Collect all lines from the listing that include the string "Paratha".

── Raw data ──

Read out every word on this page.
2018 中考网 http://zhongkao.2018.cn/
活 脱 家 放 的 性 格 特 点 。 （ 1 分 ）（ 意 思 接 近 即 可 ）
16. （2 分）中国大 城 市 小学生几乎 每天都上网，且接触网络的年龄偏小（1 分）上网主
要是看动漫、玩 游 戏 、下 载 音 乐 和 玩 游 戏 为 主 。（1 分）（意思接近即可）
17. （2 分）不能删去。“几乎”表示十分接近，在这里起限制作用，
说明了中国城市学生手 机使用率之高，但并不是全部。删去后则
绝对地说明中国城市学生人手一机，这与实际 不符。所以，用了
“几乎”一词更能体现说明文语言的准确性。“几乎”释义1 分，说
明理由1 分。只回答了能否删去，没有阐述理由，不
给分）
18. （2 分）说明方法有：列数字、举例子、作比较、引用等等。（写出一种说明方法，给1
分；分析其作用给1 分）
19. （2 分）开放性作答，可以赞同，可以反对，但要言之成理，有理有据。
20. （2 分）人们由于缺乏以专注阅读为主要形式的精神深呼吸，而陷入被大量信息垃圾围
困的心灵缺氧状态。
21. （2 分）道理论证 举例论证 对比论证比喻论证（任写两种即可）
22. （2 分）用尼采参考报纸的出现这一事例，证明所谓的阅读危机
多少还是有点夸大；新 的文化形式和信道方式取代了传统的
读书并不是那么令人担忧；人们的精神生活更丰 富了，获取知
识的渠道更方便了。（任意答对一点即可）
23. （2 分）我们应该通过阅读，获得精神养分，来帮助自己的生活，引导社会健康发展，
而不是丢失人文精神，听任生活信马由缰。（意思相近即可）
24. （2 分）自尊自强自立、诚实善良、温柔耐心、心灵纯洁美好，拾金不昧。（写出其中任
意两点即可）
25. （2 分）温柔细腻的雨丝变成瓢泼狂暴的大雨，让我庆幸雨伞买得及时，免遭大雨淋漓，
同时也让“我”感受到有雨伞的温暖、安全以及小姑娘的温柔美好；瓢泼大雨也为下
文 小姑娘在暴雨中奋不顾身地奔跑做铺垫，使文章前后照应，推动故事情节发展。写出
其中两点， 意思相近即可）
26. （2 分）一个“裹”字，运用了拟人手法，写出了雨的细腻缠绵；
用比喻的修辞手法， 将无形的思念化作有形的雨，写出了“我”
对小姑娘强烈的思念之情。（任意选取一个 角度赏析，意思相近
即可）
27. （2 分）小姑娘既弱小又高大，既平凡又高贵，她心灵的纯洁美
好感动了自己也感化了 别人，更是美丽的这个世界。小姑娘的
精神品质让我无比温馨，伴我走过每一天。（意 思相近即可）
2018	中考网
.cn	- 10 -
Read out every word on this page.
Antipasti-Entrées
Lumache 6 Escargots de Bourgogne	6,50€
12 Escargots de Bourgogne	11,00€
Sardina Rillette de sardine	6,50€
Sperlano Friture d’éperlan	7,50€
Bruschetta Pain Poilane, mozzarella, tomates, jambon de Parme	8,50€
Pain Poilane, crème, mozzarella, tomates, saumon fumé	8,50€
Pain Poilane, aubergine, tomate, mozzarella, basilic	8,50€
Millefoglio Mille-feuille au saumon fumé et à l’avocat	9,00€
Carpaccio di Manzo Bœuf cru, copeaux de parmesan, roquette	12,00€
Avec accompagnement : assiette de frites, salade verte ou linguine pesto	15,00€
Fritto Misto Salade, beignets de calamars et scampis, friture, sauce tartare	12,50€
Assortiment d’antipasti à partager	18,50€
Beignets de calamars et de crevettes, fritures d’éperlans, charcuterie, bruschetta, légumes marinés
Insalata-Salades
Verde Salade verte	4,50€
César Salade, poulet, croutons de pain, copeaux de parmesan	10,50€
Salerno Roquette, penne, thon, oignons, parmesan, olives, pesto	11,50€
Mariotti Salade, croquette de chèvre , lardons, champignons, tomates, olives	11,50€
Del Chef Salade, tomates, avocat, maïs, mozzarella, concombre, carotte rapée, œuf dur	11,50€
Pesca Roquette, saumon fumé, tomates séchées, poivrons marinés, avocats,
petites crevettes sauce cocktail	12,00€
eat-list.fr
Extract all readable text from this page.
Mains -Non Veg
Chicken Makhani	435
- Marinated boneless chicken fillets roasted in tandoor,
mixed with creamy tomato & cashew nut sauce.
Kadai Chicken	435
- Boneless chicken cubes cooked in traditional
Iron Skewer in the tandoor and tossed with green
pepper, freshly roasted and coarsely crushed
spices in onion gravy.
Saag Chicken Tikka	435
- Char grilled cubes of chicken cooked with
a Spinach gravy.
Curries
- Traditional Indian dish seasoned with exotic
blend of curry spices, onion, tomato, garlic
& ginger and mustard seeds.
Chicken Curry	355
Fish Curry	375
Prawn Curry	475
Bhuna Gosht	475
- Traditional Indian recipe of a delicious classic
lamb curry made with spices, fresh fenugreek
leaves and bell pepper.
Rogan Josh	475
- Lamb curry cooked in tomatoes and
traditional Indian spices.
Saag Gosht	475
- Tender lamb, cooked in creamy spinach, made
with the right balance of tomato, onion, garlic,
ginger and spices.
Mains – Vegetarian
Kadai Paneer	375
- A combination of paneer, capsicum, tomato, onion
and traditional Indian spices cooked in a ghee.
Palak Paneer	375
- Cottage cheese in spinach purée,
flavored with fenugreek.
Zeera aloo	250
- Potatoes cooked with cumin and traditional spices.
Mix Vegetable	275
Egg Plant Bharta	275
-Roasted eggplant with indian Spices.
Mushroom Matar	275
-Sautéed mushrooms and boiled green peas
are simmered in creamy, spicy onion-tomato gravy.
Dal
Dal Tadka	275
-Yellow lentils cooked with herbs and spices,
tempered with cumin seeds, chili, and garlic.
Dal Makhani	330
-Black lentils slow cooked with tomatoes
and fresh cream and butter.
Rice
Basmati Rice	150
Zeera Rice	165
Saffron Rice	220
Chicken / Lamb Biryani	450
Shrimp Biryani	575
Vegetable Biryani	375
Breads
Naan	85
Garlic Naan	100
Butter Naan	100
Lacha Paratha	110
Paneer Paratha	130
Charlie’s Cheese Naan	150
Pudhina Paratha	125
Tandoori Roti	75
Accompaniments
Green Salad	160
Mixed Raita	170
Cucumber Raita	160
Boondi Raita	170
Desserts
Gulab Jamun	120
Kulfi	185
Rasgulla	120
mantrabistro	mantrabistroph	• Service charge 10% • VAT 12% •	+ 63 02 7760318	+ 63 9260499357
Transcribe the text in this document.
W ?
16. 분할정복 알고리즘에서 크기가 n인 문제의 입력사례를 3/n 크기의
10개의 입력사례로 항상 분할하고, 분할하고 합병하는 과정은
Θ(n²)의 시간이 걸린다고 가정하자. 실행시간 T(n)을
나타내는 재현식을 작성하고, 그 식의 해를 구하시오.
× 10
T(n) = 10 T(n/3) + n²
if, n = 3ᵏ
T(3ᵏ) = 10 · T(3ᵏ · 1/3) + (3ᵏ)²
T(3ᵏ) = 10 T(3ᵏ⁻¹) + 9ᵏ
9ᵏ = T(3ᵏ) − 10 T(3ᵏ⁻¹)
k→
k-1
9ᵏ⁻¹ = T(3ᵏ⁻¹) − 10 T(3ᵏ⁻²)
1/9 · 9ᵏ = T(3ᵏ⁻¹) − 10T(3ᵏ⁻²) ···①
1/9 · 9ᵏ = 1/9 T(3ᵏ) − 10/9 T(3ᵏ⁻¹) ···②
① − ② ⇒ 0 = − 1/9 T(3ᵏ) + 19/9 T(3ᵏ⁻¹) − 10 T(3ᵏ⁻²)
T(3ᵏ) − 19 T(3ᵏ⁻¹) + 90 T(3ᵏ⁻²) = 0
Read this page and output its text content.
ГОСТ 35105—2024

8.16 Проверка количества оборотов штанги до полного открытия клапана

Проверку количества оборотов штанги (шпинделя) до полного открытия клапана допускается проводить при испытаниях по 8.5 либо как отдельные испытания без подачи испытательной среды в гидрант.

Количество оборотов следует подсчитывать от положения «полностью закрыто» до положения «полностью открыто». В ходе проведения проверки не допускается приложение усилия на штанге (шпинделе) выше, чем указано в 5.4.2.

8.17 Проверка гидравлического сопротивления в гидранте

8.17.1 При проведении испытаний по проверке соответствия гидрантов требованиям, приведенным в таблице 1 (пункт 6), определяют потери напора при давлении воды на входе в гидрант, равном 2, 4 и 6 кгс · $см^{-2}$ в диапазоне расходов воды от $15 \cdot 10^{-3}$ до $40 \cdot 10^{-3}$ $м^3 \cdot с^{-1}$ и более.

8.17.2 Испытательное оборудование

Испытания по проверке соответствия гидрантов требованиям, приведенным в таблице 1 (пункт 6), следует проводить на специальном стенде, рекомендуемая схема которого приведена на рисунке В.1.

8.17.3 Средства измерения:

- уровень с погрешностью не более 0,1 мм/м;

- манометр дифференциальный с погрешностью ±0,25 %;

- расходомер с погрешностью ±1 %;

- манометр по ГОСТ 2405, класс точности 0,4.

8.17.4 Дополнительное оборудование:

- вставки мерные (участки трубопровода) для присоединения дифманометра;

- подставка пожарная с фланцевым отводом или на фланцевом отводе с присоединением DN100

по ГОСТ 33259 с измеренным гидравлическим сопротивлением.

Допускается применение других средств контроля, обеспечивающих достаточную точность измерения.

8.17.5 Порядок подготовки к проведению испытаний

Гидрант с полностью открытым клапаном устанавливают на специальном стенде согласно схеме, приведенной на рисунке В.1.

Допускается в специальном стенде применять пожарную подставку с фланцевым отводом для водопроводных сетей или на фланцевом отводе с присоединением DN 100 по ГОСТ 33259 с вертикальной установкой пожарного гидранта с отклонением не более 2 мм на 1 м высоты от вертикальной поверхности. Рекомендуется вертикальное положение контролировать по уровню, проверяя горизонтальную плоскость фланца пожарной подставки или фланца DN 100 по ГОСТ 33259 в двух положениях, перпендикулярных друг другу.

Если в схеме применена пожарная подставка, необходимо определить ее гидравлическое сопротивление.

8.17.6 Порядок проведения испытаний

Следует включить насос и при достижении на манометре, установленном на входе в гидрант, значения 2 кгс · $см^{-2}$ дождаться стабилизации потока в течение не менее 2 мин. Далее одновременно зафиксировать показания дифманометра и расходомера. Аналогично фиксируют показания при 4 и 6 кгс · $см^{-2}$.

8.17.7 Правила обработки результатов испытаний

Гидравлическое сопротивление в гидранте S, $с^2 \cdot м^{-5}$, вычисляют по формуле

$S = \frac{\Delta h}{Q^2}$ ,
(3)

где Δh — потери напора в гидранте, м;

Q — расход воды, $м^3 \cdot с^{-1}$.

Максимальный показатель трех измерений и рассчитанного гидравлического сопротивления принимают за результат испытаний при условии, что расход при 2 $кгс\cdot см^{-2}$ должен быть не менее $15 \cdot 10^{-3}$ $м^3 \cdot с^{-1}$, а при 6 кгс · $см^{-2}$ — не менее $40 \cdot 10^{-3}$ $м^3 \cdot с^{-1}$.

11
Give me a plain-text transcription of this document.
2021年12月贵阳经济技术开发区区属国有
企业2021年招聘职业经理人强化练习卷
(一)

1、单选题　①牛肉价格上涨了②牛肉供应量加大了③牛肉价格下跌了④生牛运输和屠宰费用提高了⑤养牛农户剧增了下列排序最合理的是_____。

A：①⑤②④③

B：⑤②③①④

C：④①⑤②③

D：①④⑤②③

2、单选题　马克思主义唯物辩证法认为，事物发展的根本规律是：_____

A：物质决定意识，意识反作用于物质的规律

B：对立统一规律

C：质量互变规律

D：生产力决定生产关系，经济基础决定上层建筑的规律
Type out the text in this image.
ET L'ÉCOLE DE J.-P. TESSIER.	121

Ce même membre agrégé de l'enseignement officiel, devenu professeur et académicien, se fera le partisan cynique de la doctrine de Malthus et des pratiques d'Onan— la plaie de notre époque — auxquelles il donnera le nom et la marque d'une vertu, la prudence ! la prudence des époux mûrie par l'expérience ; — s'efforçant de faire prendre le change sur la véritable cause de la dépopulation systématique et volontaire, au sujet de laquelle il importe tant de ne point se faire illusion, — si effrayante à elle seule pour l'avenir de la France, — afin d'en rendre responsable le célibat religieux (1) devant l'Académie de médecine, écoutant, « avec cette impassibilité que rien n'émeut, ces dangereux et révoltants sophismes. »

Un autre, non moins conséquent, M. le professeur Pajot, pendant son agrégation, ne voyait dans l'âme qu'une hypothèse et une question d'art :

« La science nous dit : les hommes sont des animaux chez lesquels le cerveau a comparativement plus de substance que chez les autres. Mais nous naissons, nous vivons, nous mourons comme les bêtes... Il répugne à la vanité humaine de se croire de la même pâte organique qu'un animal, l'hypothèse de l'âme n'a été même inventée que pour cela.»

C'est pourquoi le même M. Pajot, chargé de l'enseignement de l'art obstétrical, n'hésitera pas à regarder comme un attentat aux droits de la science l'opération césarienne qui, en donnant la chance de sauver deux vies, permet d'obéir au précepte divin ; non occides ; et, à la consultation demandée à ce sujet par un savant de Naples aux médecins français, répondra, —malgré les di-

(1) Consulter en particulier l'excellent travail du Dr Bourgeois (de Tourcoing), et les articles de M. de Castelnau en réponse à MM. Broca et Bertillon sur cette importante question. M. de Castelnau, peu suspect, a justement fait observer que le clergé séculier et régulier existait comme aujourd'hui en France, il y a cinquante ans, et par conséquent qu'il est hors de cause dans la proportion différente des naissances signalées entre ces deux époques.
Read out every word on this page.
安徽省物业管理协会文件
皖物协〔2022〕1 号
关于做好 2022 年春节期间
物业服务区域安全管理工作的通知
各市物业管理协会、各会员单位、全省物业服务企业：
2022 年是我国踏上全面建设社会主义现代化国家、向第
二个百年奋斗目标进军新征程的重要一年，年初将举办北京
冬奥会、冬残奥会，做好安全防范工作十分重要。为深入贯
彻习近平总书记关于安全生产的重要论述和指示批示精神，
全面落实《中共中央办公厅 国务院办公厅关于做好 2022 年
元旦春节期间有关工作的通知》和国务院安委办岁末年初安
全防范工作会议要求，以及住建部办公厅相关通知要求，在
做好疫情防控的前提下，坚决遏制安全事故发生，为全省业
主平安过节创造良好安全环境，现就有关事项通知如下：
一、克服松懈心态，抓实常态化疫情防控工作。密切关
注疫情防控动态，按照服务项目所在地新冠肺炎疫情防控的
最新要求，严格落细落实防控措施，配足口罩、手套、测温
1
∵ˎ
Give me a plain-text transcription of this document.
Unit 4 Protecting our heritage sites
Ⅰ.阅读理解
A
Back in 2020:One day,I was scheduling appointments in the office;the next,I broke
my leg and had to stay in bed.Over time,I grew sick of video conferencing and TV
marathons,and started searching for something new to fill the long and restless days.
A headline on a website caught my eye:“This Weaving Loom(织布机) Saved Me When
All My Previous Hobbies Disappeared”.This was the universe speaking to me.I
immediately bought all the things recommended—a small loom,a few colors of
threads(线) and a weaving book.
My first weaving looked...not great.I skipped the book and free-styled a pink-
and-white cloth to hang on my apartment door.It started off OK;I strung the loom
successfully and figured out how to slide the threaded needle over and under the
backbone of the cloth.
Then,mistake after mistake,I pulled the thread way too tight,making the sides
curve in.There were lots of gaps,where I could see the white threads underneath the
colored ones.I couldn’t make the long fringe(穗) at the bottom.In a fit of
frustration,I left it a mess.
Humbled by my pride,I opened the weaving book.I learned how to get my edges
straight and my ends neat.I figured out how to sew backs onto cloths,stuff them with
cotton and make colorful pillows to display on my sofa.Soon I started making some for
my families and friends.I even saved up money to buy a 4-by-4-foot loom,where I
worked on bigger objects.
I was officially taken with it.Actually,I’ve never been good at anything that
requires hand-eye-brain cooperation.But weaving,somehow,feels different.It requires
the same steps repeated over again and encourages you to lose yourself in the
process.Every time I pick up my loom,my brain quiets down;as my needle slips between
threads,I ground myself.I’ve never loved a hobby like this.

───

■ **Full answer**:
Lacha Paratha	110
Paneer Paratha	130
Pudhina Paratha	125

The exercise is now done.